**Goal**
Check each line of the data below for the word "merge", then extract the ones that have it.

**Extracted information**
************

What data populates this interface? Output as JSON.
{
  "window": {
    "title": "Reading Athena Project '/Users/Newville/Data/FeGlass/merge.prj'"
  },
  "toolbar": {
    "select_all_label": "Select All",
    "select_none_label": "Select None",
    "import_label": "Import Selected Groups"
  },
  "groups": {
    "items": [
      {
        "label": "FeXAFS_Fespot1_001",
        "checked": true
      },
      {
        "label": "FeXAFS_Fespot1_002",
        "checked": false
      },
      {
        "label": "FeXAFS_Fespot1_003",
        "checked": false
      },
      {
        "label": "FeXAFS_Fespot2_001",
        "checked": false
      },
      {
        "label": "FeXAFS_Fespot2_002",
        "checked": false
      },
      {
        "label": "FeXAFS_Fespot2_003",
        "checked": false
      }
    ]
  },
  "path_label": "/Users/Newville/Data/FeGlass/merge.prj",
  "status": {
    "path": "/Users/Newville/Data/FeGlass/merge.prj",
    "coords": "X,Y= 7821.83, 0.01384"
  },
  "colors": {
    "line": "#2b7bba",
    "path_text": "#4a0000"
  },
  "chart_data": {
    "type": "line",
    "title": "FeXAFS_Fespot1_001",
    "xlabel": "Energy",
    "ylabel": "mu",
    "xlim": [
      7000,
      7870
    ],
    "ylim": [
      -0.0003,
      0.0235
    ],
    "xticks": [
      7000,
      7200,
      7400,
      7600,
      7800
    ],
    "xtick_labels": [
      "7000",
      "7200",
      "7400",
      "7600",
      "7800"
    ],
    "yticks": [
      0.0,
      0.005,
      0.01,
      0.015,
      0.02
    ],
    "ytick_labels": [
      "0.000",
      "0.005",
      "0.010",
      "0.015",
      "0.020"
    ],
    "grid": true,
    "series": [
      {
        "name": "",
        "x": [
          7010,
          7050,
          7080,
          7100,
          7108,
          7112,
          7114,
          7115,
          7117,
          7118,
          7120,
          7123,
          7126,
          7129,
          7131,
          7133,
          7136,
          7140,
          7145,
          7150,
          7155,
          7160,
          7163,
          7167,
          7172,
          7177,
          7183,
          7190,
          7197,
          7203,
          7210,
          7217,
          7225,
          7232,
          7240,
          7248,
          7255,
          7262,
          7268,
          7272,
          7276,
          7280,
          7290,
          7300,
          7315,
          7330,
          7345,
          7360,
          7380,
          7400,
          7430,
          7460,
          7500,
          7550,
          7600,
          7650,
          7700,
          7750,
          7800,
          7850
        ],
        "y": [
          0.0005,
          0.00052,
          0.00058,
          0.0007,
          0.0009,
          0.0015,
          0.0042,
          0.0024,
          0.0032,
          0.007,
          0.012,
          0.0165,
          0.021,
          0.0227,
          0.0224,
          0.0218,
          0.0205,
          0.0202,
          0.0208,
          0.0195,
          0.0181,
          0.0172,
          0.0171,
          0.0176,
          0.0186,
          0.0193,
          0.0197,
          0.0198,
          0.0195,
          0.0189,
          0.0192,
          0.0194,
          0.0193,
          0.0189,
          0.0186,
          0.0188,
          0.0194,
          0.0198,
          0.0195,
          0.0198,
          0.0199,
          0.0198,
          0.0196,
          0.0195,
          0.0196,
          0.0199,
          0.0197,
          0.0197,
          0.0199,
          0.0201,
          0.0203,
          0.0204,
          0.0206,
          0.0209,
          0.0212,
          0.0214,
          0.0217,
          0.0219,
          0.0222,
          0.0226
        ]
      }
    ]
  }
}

************

**Solution to this problem**
    "title": "Reading Athena Project '/Users/Newville/Data/FeGlass/merge.prj'"
  "path_label": "/Users/Newville/Data/FeGlass/merge.prj",
    "path": "/Users/Newville/Data/FeGlass/merge.prj",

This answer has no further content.